In your copy, reproduce the entries exactly as they are, minus the images.

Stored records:
>> start

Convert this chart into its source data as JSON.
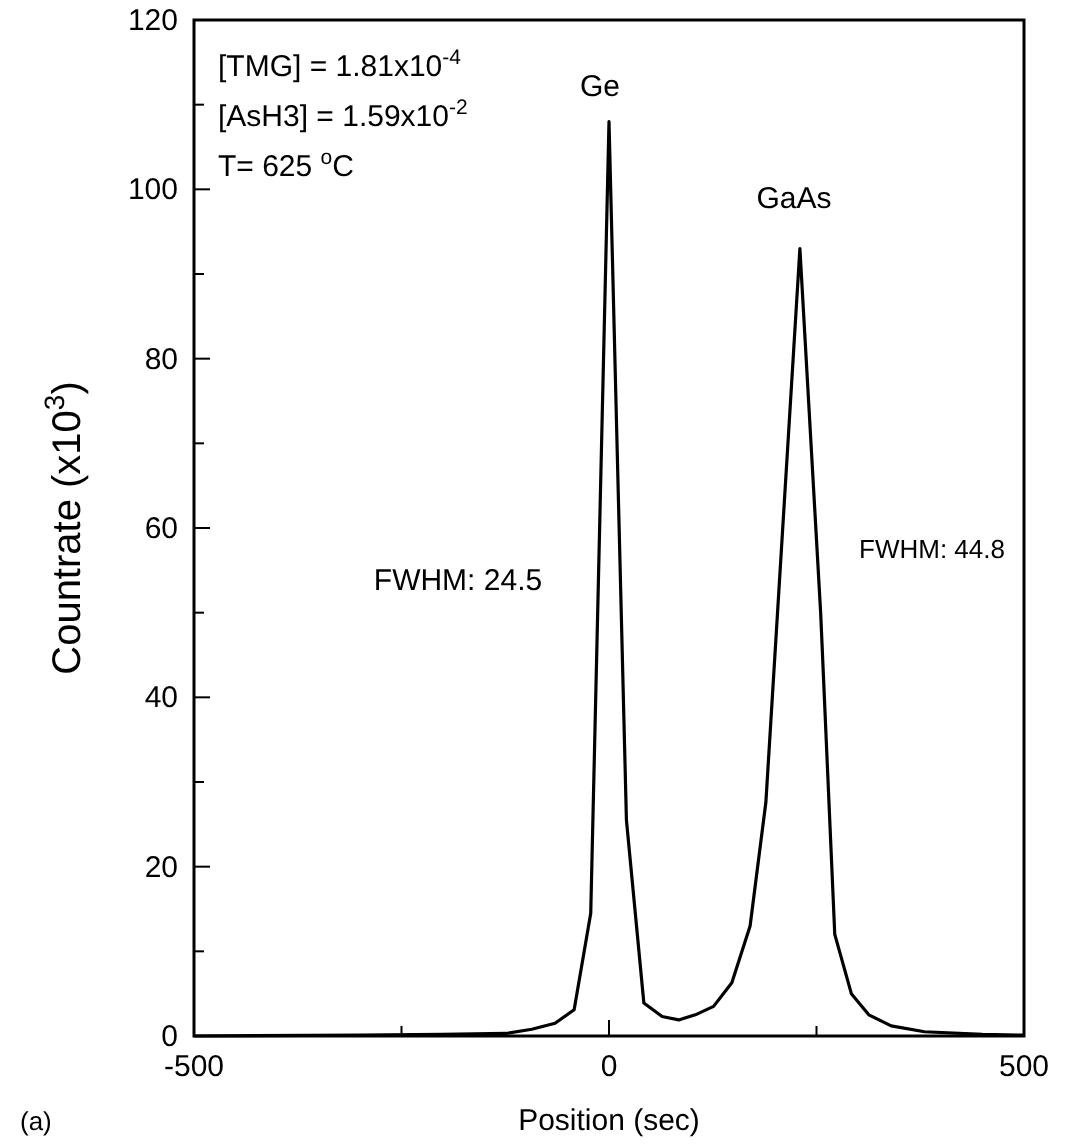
{
  "chart_data": {
    "type": "line",
    "xlabel": "Position (sec)",
    "ylabel": "Countrate (x10$^{3}$)",
    "xlim": [
      -500,
      500
    ],
    "ylim": [
      0,
      120
    ],
    "xticks": [
      -500,
      {
        "value": -250,
        "label": null
      },
      0,
      {
        "value": 250,
        "label": null
      },
      500
    ],
    "yticks": [
      0,
      {
        "value": 10,
        "label": null
      },
      20,
      {
        "value": 30,
        "label": null
      },
      40,
      {
        "value": 50,
        "label": null
      },
      60,
      {
        "value": 70,
        "label": null
      },
      80,
      {
        "value": 90,
        "label": null
      },
      100,
      {
        "value": 110,
        "label": null
      },
      120
    ],
    "grid": false,
    "marker": "none",
    "line_style": "solid",
    "series": [
      {
        "color": "#000000",
        "x": [
          -500,
          -300,
          -200,
          -124,
          -93,
          -65,
          -42,
          -22,
          0,
          21,
          42,
          64,
          84,
          104,
          126,
          148,
          170,
          189,
          230,
          255,
          272,
          292,
          313,
          340,
          380,
          450,
          500
        ],
        "values": [
          0,
          0.1,
          0.2,
          0.3,
          0.8,
          1.5,
          3.1,
          14.5,
          108,
          25.5,
          3.9,
          2.3,
          1.9,
          2.5,
          3.5,
          6.3,
          13,
          27.6,
          93,
          50,
          12,
          5,
          2.5,
          1.2,
          0.5,
          0.2,
          0.1
        ]
      }
    ],
    "annotations": [
      "Ge",
      "GaAs",
      "FWHM: 24.5",
      "FWHM: 44.8",
      "[TMG] = 1.81x10$^{-4}$",
      "[AsH3] = 1.59x10$^{-2}$",
      "T= 625 $^{o}$C",
      "(a)"
    ]
  }
}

>> end

**SOLUTION TO THIS PROBLEM:**
Convert this chart into its source data as JSON.
{
  "chart_data": {
    "type": "line",
    "xlabel": "Position (sec)",
    "ylabel": "Countrate (x10$^{3}$)",
    "xlim": [
      -500,
      500
    ],
    "ylim": [
      0,
      120
    ],
    "xticks": [
      -500,
      {
        "value": -250,
        "label": null
      },
      0,
      {
        "value": 250,
        "label": null
      },
      500
    ],
    "yticks": [
      0,
      {
        "value": 10,
        "label": null
      },
      20,
      {
        "value": 30,
        "label": null
      },
      40,
      {
        "value": 50,
        "label": null
      },
      60,
      {
        "value": 70,
        "label": null
      },
      80,
      {
        "value": 90,
        "label": null
      },
      100,
      {
        "value": 110,
        "label": null
      },
      120
    ],
    "grid": false,
    "marker": "none",
    "line_style": "solid",
    "series": [
      {
        "color": "#000000",
        "x": [
          -500,
          -300,
          -200,
          -124,
          -93,
          -65,
          -42,
          -22,
          0,
          21,
          42,
          64,
          84,
          104,
          126,
          148,
          170,
          189,
          230,
          255,
          272,
          292,
          313,
          340,
          380,
          450,
          500
        ],
        "values": [
          0,
          0.1,
          0.2,
          0.3,
          0.8,
          1.5,
          3.1,
          14.5,
          108,
          25.5,
          3.9,
          2.3,
          1.9,
          2.5,
          3.5,
          6.3,
          13,
          27.6,
          93,
          50,
          12,
          5,
          2.5,
          1.2,
          0.5,
          0.2,
          0.1
        ]
      }
    ],
    "annotations": [
      "Ge",
      "GaAs",
      "FWHM: 24.5",
      "FWHM: 44.8",
      "[TMG] = 1.81x10$^{-4}$",
      "[AsH3] = 1.59x10$^{-2}$",
      "T= 625 $^{o}$C",
      "(a)"
    ]
  }
}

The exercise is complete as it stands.